Return the data exactly, with all pictures removed.

— START OF Supplied material —

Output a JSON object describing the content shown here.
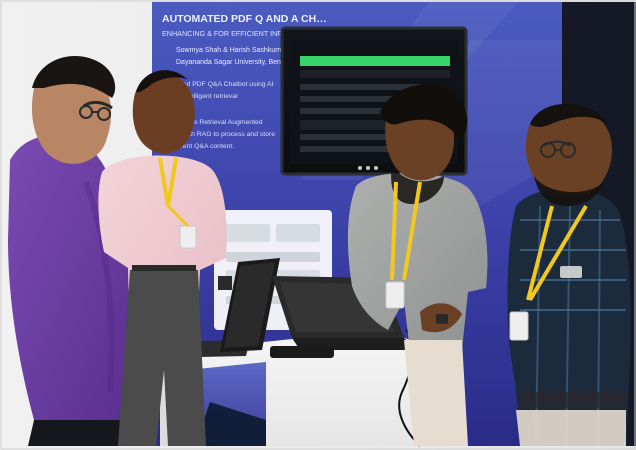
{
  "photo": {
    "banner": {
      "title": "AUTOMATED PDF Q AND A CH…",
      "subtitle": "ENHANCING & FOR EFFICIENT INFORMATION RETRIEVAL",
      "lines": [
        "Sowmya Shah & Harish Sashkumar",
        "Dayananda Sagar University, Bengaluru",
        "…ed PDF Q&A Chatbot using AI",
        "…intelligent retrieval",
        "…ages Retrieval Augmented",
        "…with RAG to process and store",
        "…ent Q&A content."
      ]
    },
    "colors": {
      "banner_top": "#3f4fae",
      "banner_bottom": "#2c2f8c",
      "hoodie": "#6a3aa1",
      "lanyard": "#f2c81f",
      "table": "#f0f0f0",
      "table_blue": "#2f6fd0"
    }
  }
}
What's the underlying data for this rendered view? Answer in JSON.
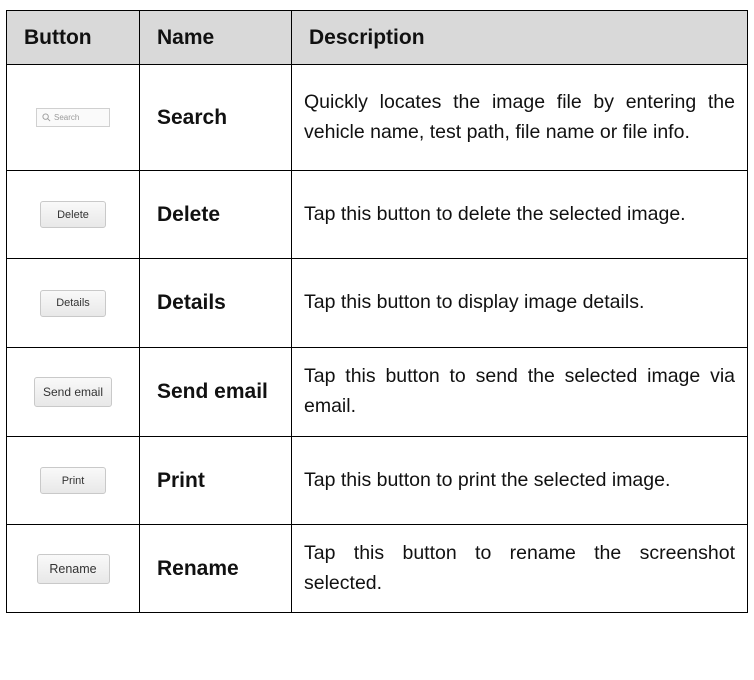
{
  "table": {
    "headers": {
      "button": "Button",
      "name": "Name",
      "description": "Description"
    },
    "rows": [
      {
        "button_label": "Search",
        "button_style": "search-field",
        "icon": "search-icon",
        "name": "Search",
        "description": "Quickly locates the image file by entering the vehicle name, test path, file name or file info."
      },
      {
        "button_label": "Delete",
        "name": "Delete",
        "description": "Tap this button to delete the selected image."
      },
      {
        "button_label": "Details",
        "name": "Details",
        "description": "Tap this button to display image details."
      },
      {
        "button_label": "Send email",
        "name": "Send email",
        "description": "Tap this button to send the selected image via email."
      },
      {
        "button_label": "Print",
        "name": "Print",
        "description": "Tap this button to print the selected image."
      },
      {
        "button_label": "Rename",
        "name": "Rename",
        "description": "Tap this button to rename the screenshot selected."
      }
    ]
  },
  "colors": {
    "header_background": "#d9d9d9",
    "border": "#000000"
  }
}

— END OF Supplied material —

[Task response]
Output a JSON object describing the content shown here.
{
  "photo": {
    "banner": {
      "title": "AUTOMATED PDF Q AND A CH…",
      "subtitle": "ENHANCING & FOR EFFICIENT INFORMATION RETRIEVAL",
      "lines": [
        "Sowmya Shah & Harish Sashkumar",
        "Dayananda Sagar University, Bengaluru",
        "…ed PDF Q&A Chatbot using AI",
        "…intelligent retrieval",
        "…ages Retrieval Augmented",
        "…with RAG to process and store",
        "…ent Q&A content."
      ]
    },
    "colors": {
      "banner_top": "#3f4fae",
      "banner_bottom": "#2c2f8c",
      "hoodie": "#6a3aa1",
      "lanyard": "#f2c81f",
      "table": "#f0f0f0",
      "table_blue": "#2f6fd0"
    }
  }
}
What's the underlying data for this rendered view? Answer in JSON.
{
  "table": {
    "headers": {
      "button": "Button",
      "name": "Name",
      "description": "Description"
    },
    "rows": [
      {
        "button_label": "Search",
        "button_style": "search-field",
        "icon": "search-icon",
        "name": "Search",
        "description": "Quickly locates the image file by entering the vehicle name, test path, file name or file info."
      },
      {
        "button_label": "Delete",
        "name": "Delete",
        "description": "Tap this button to delete the selected image."
      },
      {
        "button_label": "Details",
        "name": "Details",
        "description": "Tap this button to display image details."
      },
      {
        "button_label": "Send email",
        "name": "Send email",
        "description": "Tap this button to send the selected image via email."
      },
      {
        "button_label": "Print",
        "name": "Print",
        "description": "Tap this button to print the selected image."
      },
      {
        "button_label": "Rename",
        "name": "Rename",
        "description": "Tap this button to rename the screenshot selected."
      }
    ]
  },
  "colors": {
    "header_background": "#d9d9d9",
    "border": "#000000"
  }
}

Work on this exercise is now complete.